*Listed entries*.
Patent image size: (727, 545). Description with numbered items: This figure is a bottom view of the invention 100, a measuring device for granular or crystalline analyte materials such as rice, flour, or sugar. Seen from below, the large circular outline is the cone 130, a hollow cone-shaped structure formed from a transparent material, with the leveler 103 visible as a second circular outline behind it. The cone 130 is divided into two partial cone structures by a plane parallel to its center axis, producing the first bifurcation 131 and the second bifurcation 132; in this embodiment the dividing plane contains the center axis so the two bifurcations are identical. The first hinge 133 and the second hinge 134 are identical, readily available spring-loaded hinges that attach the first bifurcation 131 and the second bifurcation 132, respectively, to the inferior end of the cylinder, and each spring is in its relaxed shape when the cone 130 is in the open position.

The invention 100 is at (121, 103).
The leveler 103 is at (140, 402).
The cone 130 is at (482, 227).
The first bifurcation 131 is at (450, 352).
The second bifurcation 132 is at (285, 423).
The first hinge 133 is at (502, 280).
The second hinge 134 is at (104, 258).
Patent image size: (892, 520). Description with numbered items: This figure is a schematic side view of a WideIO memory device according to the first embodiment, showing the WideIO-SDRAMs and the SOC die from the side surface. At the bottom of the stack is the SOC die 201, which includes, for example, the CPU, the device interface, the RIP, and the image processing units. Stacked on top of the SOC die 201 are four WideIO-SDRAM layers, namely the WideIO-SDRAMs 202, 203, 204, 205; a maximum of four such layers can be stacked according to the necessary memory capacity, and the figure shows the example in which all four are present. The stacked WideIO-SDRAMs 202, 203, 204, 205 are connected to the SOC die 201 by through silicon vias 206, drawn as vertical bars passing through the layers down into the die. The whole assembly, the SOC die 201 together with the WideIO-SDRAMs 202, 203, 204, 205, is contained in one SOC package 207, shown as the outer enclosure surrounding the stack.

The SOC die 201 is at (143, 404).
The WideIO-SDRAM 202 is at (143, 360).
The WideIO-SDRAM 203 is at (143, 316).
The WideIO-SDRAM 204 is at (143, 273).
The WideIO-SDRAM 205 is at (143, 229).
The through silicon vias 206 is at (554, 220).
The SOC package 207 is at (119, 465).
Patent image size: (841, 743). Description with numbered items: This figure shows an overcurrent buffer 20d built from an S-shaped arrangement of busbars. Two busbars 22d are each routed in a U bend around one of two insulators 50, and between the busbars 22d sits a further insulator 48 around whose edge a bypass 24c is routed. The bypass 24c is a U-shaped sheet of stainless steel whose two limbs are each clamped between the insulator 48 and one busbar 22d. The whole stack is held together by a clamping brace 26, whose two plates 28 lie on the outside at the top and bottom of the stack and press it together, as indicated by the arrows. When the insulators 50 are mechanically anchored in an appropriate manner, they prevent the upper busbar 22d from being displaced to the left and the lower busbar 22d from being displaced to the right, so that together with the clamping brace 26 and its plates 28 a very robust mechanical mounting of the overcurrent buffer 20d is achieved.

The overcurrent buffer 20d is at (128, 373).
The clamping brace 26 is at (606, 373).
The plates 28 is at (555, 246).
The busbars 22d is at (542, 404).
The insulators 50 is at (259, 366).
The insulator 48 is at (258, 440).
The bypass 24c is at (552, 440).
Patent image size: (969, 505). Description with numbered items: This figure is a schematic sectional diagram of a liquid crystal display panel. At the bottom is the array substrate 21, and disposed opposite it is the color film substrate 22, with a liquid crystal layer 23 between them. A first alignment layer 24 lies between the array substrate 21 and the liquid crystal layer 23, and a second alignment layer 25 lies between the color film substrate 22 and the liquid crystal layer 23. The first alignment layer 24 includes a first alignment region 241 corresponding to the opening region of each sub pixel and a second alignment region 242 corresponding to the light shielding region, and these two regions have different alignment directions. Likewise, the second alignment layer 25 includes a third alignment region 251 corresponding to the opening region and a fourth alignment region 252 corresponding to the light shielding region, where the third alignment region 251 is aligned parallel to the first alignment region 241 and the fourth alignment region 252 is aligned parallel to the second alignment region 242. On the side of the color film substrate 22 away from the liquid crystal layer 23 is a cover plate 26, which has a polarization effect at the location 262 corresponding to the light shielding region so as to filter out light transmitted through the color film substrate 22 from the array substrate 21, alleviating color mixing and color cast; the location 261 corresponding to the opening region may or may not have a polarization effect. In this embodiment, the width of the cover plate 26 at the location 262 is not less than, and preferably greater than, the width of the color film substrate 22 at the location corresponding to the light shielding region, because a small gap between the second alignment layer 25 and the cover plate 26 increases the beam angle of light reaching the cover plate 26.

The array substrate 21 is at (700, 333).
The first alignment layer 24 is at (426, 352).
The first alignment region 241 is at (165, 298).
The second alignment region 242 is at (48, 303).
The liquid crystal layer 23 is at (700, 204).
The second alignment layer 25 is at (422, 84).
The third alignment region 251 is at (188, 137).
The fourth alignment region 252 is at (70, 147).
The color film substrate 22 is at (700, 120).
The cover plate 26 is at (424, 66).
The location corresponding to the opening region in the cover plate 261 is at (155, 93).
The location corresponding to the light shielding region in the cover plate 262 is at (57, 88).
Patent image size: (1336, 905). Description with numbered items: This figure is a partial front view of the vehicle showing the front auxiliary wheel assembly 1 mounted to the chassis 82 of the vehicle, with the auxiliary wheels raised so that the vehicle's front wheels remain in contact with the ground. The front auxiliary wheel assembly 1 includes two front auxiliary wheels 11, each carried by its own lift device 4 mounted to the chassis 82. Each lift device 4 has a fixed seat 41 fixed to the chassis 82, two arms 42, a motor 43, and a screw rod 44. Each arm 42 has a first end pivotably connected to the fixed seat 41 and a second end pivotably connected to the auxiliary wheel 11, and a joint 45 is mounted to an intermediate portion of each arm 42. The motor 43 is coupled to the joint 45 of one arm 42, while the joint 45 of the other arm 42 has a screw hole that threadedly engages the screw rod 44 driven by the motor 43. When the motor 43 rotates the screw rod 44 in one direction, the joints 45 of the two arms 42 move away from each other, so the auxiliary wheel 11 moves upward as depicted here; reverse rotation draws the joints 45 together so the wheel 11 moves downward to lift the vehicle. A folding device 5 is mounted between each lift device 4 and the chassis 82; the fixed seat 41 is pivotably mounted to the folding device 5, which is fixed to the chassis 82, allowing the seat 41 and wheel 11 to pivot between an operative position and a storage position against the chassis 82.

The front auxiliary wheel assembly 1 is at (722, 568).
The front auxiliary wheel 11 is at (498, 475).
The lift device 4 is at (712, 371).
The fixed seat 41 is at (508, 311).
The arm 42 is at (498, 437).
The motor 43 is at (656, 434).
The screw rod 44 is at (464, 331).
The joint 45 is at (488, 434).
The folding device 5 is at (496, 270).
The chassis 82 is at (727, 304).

*Problem details*. Please copy every line above word for word, without any changes.

*Full solution*.
Patent image size: (727, 545). Description with numbered items: This figure is a bottom view of the invention 100, a measuring device for granular or crystalline analyte materials such as rice, flour, or sugar. Seen from below, the large circular outline is the cone 130, a hollow cone-shaped structure formed from a transparent material, with the leveler 103 visible as a second circular outline behind it. The cone 130 is divided into two partial cone structures by a plane parallel to its center axis, producing the first bifurcation 131 and the second bifurcation 132; in this embodiment the dividing plane contains the center axis so the two bifurcations are identical. The first hinge 133 and the second hinge 134 are identical, readily available spring-loaded hinges that attach the first bifurcation 131 and the second bifurcation 132, respectively, to the inferior end of the cylinder, and each spring is in its relaxed shape when the cone 130 is in the open position.

The invention 100 is at (121, 103).
The leveler 103 is at (140, 402).
The cone 130 is at (482, 227).
The first bifurcation 131 is at (450, 352).
The second bifurcation 132 is at (285, 423).
The first hinge 133 is at (502, 280).
The second hinge 134 is at (104, 258).
Patent image size: (892, 520). Description with numbered items: This figure is a schematic side view of a WideIO memory device according to the first embodiment, showing the WideIO-SDRAMs and the SOC die from the side surface. At the bottom of the stack is the SOC die 201, which includes, for example, the CPU, the device interface, the RIP, and the image processing units. Stacked on top of the SOC die 201 are four WideIO-SDRAM layers, namely the WideIO-SDRAMs 202, 203, 204, 205; a maximum of four such layers can be stacked according to the necessary memory capacity, and the figure shows the example in which all four are present. The stacked WideIO-SDRAMs 202, 203, 204, 205 are connected to the SOC die 201 by through silicon vias 206, drawn as vertical bars passing through the layers down into the die. The whole assembly, the SOC die 201 together with the WideIO-SDRAMs 202, 203, 204, 205, is contained in one SOC package 207, shown as the outer enclosure surrounding the stack.

The SOC die 201 is at (143, 404).
The WideIO-SDRAM 202 is at (143, 360).
The WideIO-SDRAM 203 is at (143, 316).
The WideIO-SDRAM 204 is at (143, 273).
The WideIO-SDRAM 205 is at (143, 229).
The through silicon vias 206 is at (554, 220).
The SOC package 207 is at (119, 465).
Patent image size: (841, 743). Description with numbered items: This figure shows an overcurrent buffer 20d built from an S-shaped arrangement of busbars. Two busbars 22d are each routed in a U bend around one of two insulators 50, and between the busbars 22d sits a further insulator 48 around whose edge a bypass 24c is routed. The bypass 24c is a U-shaped sheet of stainless steel whose two limbs are each clamped between the insulator 48 and one busbar 22d. The whole stack is held together by a clamping brace 26, whose two plates 28 lie on the outside at the top and bottom of the stack and press it together, as indicated by the arrows. When the insulators 50 are mechanically anchored in an appropriate manner, they prevent the upper busbar 22d from being displaced to the left and the lower busbar 22d from being displaced to the right, so that together with the clamping brace 26 and its plates 28 a very robust mechanical mounting of the overcurrent buffer 20d is achieved.

The overcurrent buffer 20d is at (128, 373).
The clamping brace 26 is at (606, 373).
The plates 28 is at (555, 246).
The busbars 22d is at (542, 404).
The insulators 50 is at (259, 366).
The insulator 48 is at (258, 440).
The bypass 24c is at (552, 440).
Patent image size: (969, 505). Description with numbered items: This figure is a schematic sectional diagram of a liquid crystal display panel. At the bottom is the array substrate 21, and disposed opposite it is the color film substrate 22, with a liquid crystal layer 23 between them. A first alignment layer 24 lies between the array substrate 21 and the liquid crystal layer 23, and a second alignment layer 25 lies between the color film substrate 22 and the liquid crystal layer 23. The first alignment layer 24 includes a first alignment region 241 corresponding to the opening region of each sub pixel and a second alignment region 242 corresponding to the light shielding region, and these two regions have different alignment directions. Likewise, the second alignment layer 25 includes a third alignment region 251 corresponding to the opening region and a fourth alignment region 252 corresponding to the light shielding region, where the third alignment region 251 is aligned parallel to the first alignment region 241 and the fourth alignment region 252 is aligned parallel to the second alignment region 242. On the side of the color film substrate 22 away from the liquid crystal layer 23 is a cover plate 26, which has a polarization effect at the location 262 corresponding to the light shielding region so as to filter out light transmitted through the color film substrate 22 from the array substrate 21, alleviating color mixing and color cast; the location 261 corresponding to the opening region may or may not have a polarization effect. In this embodiment, the width of the cover plate 26 at the location 262 is not less than, and preferably greater than, the width of the color film substrate 22 at the location corresponding to the light shielding region, because a small gap between the second alignment layer 25 and the cover plate 26 increases the beam angle of light reaching the cover plate 26.

The array substrate 21 is at (700, 333).
The first alignment layer 24 is at (426, 352).
The first alignment region 241 is at (165, 298).
The second alignment region 242 is at (48, 303).
The liquid crystal layer 23 is at (700, 204).
The second alignment layer 25 is at (422, 84).
The third alignment region 251 is at (188, 137).
The fourth alignment region 252 is at (70, 147).
The color film substrate 22 is at (700, 120).
The cover plate 26 is at (424, 66).
The location corresponding to the opening region in the cover plate 261 is at (155, 93).
The location corresponding to the light shielding region in the cover plate 262 is at (57, 88).
Patent image size: (1336, 905). Description with numbered items: This figure is a partial front view of the vehicle showing the front auxiliary wheel assembly 1 mounted to the chassis 82 of the vehicle, with the auxiliary wheels raised so that the vehicle's front wheels remain in contact with the ground. The front auxiliary wheel assembly 1 includes two front auxiliary wheels 11, each carried by its own lift device 4 mounted to the chassis 82. Each lift device 4 has a fixed seat 41 fixed to the chassis 82, two arms 42, a motor 43, and a screw rod 44. Each arm 42 has a first end pivotably connected to the fixed seat 41 and a second end pivotably connected to the auxiliary wheel 11, and a joint 45 is mounted to an intermediate portion of each arm 42. The motor 43 is coupled to the joint 45 of one arm 42, while the joint 45 of the other arm 42 has a screw hole that threadedly engages the screw rod 44 driven by the motor 43. When the motor 43 rotates the screw rod 44 in one direction, the joints 45 of the two arms 42 move away from each other, so the auxiliary wheel 11 moves upward as depicted here; reverse rotation draws the joints 45 together so the wheel 11 moves downward to lift the vehicle. A folding device 5 is mounted between each lift device 4 and the chassis 82; the fixed seat 41 is pivotably mounted to the folding device 5, which is fixed to the chassis 82, allowing the seat 41 and wheel 11 to pivot between an operative position and a storage position against the chassis 82.

The front auxiliary wheel assembly 1 is at (722, 568).
The front auxiliary wheel 11 is at (498, 475).
The lift device 4 is at (712, 371).
The fixed seat 41 is at (508, 311).
The arm 42 is at (498, 437).
The motor 43 is at (656, 434).
The screw rod 44 is at (464, 331).
The joint 45 is at (488, 434).
The folding device 5 is at (496, 270).
The chassis 82 is at (727, 304).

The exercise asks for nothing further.